*Document extract*:

....................

Wednesday, 2 July 2014

Police  shootings  that  go  wrong                    

Many years ago in the mid-1950s when I lived in Vancouver in British Columbia, Canada, there was a police shooting in which a young teenage robber who was running away front the scene of the robbery, was shot in his back and he died from the shooting. The police officer who fired the fatal shot later said publicly, “He deserved to die.” I was shocked at both the shooting and the officer’s response as to what he had done. He wasn’t charged with shooting the young man in his back. 

Recently in Toronto in the province of Ontario in Canada, a young man who was obviously mentally disturbed was shot dead by a police officer while the man was standing at the entrance of a streetcar and the officer was standing next to the sidewalk. The man had a small knife in his hand. While he lay on his belly dying on the floor of the streetcar, another police officer crept up to him and fired a Taser into the dying man’s back. The officer that fired eight bullets into the young man has been charged for killing the young man.

In the chaos after Hurricane Katrina, six unarmed civilians were shot by four police officers – two of them fatally – on the Danziger Bridge in New Orleans on September 4, 2005. One of the dead, Ronald Madison, was a 40-year-old mentally disabled man who was shot in the back. Police claimed they opened fire because they thought the victims were shooting at them from the base of the bridge.

In August 2011, four former New Orleans police officers -- Kenneth Bowen, Robert Gisevius, Anthony Villavaso and Robert Faulcon – were convicted of civil-rights violations and firearms and other charges in the shootings. A fifth former officer, Arthur Kaufman, who was assigned to investigate the shootings, was convicted of helping to orchestrate a cover-up. The five men were sentenced to long prison terms in April 2012.

....................

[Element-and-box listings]
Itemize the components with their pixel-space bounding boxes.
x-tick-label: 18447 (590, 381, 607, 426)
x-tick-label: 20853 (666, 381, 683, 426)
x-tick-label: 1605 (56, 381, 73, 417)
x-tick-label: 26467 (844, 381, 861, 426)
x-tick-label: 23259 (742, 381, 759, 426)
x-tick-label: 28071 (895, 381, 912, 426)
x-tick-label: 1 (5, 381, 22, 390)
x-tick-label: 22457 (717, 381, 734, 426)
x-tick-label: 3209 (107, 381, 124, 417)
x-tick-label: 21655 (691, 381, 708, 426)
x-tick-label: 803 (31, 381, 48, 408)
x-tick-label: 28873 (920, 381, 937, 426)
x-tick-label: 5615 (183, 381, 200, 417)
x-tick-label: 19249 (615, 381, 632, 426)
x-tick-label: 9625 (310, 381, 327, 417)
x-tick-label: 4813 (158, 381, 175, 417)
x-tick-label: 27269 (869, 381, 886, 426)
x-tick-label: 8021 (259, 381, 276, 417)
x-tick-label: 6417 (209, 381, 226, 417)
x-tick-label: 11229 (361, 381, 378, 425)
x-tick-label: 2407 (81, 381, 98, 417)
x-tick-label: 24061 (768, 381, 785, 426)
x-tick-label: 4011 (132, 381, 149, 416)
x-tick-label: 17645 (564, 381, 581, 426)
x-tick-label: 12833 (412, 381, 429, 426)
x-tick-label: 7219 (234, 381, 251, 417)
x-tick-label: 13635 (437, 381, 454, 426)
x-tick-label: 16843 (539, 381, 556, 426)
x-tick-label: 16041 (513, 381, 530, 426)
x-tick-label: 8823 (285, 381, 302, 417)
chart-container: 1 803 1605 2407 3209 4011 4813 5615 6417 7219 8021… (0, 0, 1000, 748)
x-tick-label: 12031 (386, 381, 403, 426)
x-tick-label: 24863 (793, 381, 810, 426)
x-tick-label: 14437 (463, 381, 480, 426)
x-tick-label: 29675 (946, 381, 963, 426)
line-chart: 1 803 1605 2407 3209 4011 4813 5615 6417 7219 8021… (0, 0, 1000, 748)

....................

*Description of the task*: In the piece on police shootings, translate this sentence into Spanish: "Police claimed they opened fire because they thought the victims were shooting at them from the base of the bridge."

*Reply*: La policía afirmó que abrió fuego porque creía que las víctimas les estaban disparando desde la base del puente.